**What you need to do:**
Reproduce the following listing line by line, word for word.

**Provided records:**
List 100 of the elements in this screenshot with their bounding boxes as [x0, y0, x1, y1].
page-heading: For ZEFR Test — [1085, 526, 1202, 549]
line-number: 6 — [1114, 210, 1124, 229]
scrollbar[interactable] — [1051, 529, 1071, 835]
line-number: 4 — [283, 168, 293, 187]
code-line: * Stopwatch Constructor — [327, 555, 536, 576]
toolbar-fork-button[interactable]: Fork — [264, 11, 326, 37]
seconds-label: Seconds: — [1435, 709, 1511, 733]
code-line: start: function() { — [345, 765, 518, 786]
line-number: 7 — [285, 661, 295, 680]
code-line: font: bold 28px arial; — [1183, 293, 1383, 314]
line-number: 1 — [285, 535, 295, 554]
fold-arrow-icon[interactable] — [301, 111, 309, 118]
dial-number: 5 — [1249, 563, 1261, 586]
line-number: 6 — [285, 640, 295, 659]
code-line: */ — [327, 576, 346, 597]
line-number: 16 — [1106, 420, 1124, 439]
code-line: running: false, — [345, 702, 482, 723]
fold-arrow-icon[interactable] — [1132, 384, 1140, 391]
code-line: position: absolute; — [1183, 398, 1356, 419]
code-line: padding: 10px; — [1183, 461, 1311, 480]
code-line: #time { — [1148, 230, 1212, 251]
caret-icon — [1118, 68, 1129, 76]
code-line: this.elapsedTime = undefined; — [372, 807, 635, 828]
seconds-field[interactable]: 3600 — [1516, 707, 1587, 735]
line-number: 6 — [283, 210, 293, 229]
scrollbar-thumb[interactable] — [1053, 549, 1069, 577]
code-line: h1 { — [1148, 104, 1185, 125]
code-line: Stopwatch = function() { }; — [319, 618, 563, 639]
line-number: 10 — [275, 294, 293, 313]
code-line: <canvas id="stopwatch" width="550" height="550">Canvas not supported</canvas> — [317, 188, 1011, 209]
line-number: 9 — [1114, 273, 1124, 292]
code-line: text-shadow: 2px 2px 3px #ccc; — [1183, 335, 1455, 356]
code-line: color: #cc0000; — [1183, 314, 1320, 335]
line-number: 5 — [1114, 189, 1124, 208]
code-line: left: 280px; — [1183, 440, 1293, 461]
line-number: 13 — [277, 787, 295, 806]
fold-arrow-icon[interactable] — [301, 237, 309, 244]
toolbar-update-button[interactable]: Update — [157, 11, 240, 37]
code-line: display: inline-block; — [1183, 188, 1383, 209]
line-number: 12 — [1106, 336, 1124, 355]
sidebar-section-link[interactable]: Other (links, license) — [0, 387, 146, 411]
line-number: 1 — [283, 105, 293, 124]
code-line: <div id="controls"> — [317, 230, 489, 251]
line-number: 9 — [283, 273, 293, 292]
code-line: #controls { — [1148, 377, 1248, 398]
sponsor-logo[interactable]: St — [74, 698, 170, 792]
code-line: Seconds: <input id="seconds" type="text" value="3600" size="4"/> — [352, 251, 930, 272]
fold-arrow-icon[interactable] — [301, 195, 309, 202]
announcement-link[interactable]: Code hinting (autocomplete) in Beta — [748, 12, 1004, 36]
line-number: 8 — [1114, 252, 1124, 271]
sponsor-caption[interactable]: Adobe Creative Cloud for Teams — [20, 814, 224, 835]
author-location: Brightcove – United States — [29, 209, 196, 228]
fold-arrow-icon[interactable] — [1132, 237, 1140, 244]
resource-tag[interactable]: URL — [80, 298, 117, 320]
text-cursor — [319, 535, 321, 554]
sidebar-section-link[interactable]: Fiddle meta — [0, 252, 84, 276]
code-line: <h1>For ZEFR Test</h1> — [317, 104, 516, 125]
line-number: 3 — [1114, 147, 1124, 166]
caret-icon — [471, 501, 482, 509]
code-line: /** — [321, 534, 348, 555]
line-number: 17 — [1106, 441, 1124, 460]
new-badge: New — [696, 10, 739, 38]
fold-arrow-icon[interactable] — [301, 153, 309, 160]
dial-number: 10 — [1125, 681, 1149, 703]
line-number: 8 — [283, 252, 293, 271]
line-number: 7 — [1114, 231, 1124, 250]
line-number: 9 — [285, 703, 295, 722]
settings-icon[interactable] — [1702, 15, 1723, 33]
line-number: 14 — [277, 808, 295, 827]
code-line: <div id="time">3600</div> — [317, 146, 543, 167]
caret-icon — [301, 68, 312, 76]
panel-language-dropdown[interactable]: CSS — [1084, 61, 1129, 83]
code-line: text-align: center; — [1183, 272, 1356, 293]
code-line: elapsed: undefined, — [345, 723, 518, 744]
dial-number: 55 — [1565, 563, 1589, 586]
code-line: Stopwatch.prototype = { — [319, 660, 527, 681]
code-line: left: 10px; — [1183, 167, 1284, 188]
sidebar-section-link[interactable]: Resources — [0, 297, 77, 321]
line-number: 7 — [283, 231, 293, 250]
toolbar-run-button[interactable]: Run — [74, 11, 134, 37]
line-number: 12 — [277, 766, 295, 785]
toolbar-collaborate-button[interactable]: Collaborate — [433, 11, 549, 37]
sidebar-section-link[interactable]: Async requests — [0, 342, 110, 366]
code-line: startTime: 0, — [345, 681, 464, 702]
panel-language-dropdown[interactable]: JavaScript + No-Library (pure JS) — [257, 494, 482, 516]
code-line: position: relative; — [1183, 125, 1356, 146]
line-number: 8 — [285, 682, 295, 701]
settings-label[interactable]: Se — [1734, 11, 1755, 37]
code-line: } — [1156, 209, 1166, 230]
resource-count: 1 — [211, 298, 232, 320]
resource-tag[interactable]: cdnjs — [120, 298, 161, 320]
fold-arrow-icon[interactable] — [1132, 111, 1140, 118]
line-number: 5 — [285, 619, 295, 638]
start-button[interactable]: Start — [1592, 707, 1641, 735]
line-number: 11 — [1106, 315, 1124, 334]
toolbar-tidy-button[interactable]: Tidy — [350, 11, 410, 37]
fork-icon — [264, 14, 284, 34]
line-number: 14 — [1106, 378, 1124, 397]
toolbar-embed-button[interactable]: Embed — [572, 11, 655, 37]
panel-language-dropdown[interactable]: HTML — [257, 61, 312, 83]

**Answer for the task:**
List 100 of the elements in this screenshot with their bounding boxes as [x0, y0, x1, y1].
page-heading: For ZEFR Test — [1085, 526, 1202, 549]
line-number: 6 — [1114, 210, 1124, 229]
scrollbar[interactable] — [1051, 529, 1071, 835]
line-number: 4 — [283, 168, 293, 187]
code-line: * Stopwatch Constructor — [327, 555, 536, 576]
toolbar-fork-button[interactable]: Fork — [264, 11, 326, 37]
seconds-label: Seconds: — [1435, 709, 1511, 733]
code-line: start: function() { — [345, 765, 518, 786]
line-number: 7 — [285, 661, 295, 680]
code-line: font: bold 28px arial; — [1183, 293, 1383, 314]
line-number: 1 — [285, 535, 295, 554]
fold-arrow-icon[interactable] — [301, 111, 309, 118]
dial-number: 5 — [1249, 563, 1261, 586]
line-number: 6 — [285, 640, 295, 659]
code-line: */ — [327, 576, 346, 597]
line-number: 16 — [1106, 420, 1124, 439]
code-line: running: false, — [345, 702, 482, 723]
fold-arrow-icon[interactable] — [1132, 384, 1140, 391]
code-line: position: absolute; — [1183, 398, 1356, 419]
code-line: padding: 10px; — [1183, 461, 1311, 480]
code-line: #time { — [1148, 230, 1212, 251]
caret-icon — [1118, 68, 1129, 76]
code-line: this.elapsedTime = undefined; — [372, 807, 635, 828]
seconds-field[interactable]: 3600 — [1516, 707, 1587, 735]
line-number: 6 — [283, 210, 293, 229]
scrollbar-thumb[interactable] — [1053, 549, 1069, 577]
code-line: h1 { — [1148, 104, 1185, 125]
code-line: Stopwatch = function() { }; — [319, 618, 563, 639]
line-number: 10 — [275, 294, 293, 313]
code-line: <canvas id="stopwatch" width="550" height="550">Canvas not supported</canvas> — [317, 188, 1011, 209]
line-number: 9 — [1114, 273, 1124, 292]
code-line: text-shadow: 2px 2px 3px #ccc; — [1183, 335, 1455, 356]
code-line: color: #cc0000; — [1183, 314, 1320, 335]
line-number: 5 — [1114, 189, 1124, 208]
code-line: left: 280px; — [1183, 440, 1293, 461]
line-number: 13 — [277, 787, 295, 806]
fold-arrow-icon[interactable] — [301, 237, 309, 244]
toolbar-update-button[interactable]: Update — [157, 11, 240, 37]
code-line: display: inline-block; — [1183, 188, 1383, 209]
line-number: 12 — [1106, 336, 1124, 355]
sidebar-section-link[interactable]: Other (links, license) — [0, 387, 146, 411]
line-number: 1 — [283, 105, 293, 124]
code-line: <div id="controls"> — [317, 230, 489, 251]
line-number: 9 — [283, 273, 293, 292]
code-line: #controls { — [1148, 377, 1248, 398]
sponsor-logo[interactable]: St — [74, 698, 170, 792]
code-line: Seconds: <input id="seconds" type="text" value="3600" size="4"/> — [352, 251, 930, 272]
fold-arrow-icon[interactable] — [301, 195, 309, 202]
announcement-link[interactable]: Code hinting (autocomplete) in Beta — [748, 12, 1004, 36]
line-number: 8 — [1114, 252, 1124, 271]
sponsor-caption[interactable]: Adobe Creative Cloud for Teams — [20, 814, 224, 835]
author-location: Brightcove – United States — [29, 209, 196, 228]
fold-arrow-icon[interactable] — [1132, 237, 1140, 244]
resource-tag[interactable]: URL — [80, 298, 117, 320]
text-cursor — [319, 535, 321, 554]
sidebar-section-link[interactable]: Fiddle meta — [0, 252, 84, 276]
code-line: <h1>For ZEFR Test</h1> — [317, 104, 516, 125]
line-number: 3 — [1114, 147, 1124, 166]
caret-icon — [471, 501, 482, 509]
code-line: /** — [321, 534, 348, 555]
line-number: 17 — [1106, 441, 1124, 460]
new-badge: New — [696, 10, 739, 38]
fold-arrow-icon[interactable] — [301, 153, 309, 160]
dial-number: 10 — [1125, 681, 1149, 703]
line-number: 8 — [283, 252, 293, 271]
line-number: 7 — [1114, 231, 1124, 250]
line-number: 9 — [285, 703, 295, 722]
settings-icon[interactable] — [1702, 15, 1723, 33]
line-number: 14 — [277, 808, 295, 827]
code-line: <div id="time">3600</div> — [317, 146, 543, 167]
caret-icon — [301, 68, 312, 76]
panel-language-dropdown[interactable]: CSS — [1084, 61, 1129, 83]
code-line: text-align: center; — [1183, 272, 1356, 293]
code-line: elapsed: undefined, — [345, 723, 518, 744]
dial-number: 55 — [1565, 563, 1589, 586]
code-line: Stopwatch.prototype = { — [319, 660, 527, 681]
code-line: left: 10px; — [1183, 167, 1284, 188]
sidebar-section-link[interactable]: Resources — [0, 297, 77, 321]
line-number: 7 — [283, 231, 293, 250]
toolbar-run-button[interactable]: Run — [74, 11, 134, 37]
line-number: 12 — [277, 766, 295, 785]
toolbar-collaborate-button[interactable]: Collaborate — [433, 11, 549, 37]
sidebar-section-link[interactable]: Async requests — [0, 342, 110, 366]
code-line: startTime: 0, — [345, 681, 464, 702]
panel-language-dropdown[interactable]: JavaScript + No-Library (pure JS) — [257, 494, 482, 516]
code-line: position: relative; — [1183, 125, 1356, 146]
line-number: 8 — [285, 682, 295, 701]
settings-label[interactable]: Se — [1734, 11, 1755, 37]
code-line: } — [1156, 209, 1166, 230]
resource-count: 1 — [211, 298, 232, 320]
resource-tag[interactable]: cdnjs — [120, 298, 161, 320]
fold-arrow-icon[interactable] — [1132, 111, 1140, 118]
line-number: 5 — [285, 619, 295, 638]
start-button[interactable]: Start — [1592, 707, 1641, 735]
line-number: 11 — [1106, 315, 1124, 334]
toolbar-tidy-button[interactable]: Tidy — [350, 11, 410, 37]
fork-icon — [264, 14, 284, 34]
line-number: 14 — [1106, 378, 1124, 397]
toolbar-embed-button[interactable]: Embed — [572, 11, 655, 37]
panel-language-dropdown[interactable]: HTML — [257, 61, 312, 83]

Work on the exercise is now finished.